=== WHAT TO DO ===
Reproduce the Jean Smart filmography text below word for word, in full.
— START OF DOCUMENT EXCERPT —
= Jean Smart filmography =

Acting credits of American actress born 1951

Jean Smart is an American actress. She is known for her diverse roles in comedies and dramas on stage and screen. She gained notoriety for her role as Charlene Frazier-Stillfield in the CBS sitcom Designing Women (1986–1991). She had a recurring guest role as Lana Gardner, a romantic interest in the NBC sitcom Frasier from 2000 to 2001 earning two Primetime Emmy Awards for Outstanding Guest Actress in a Comedy Series.

She expanded her work in television often shifting from comedy and drama taking roles such as Detective Sherry Regan in the CBS crime drama series The District (2000–2004), Martha Logan in the Fox action drama series 24 (2006–2007), Regina Newly in the ABC sitcom Samantha Who? (2007–2009), Roseanna Remmick, a District Attorney in the NBC legal comedy Harry's Law (2011–2012), Floyd Gerhardt in the FX anthology series Fargo (2015), Melanie Bird in the FX superhero series Legion (2017–2019), and Agent Laurie Blake in the HBO limited series Watchmen (2019), and Helen Fahey in the HBO miniseries Mare of Easttown (2021). She gained acclaim and five Primetime Emmy Awards for Outstanding Lead Actress in a Comedy Series for playing comedian Deborah Vance in the HBO Max comedy series Hacks (2021–2026).
— END OF DOCUMENT EXCERPT —
— START OF MATERIAL —
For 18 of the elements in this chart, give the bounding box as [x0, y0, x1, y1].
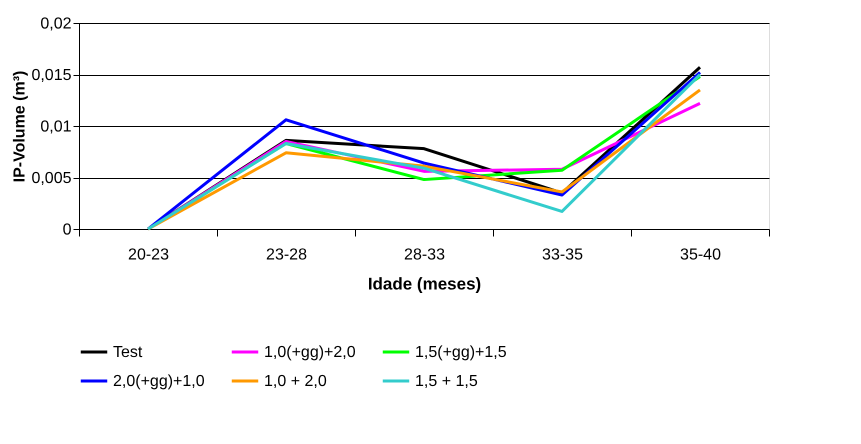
— END OF MATERIAL —
=== SOLUTION BELOW ===
= Jean Smart filmography =

Acting credits of American actress born 1951

Jean Smart is an American actress. She is known for her diverse roles in comedies and dramas on stage and screen. She gained notoriety for her role as Charlene Frazier-Stillfield in the CBS sitcom Designing Women (1986–1991). She had a recurring guest role as Lana Gardner, a romantic interest in the NBC sitcom Frasier from 2000 to 2001 earning two Primetime Emmy Awards for Outstanding Guest Actress in a Comedy Series.

She expanded her work in television often shifting from comedy and drama taking roles such as Detective Sherry Regan in the CBS crime drama series The District (2000–2004), Martha Logan in the Fox action drama series 24 (2006–2007), Regina Newly in the ABC sitcom Samantha Who? (2007–2009), Roseanna Remmick, a District Attorney in the NBC legal comedy Harry's Law (2011–2012), Floyd Gerhardt in the FX anthology series Fargo (2015), Melanie Bird in the FX superhero series Legion (2017–2019), and Agent Laurie Blake in the HBO limited series Watchmen (2019), and Helen Fahey in the HBO miniseries Mare of Easttown (2021). She gained acclaim and five Primetime Emmy Awards for Outstanding Lead Actress in a Comedy Series for playing comedian Deborah Vance in the HBO Max comedy series Hacks (2021–2026).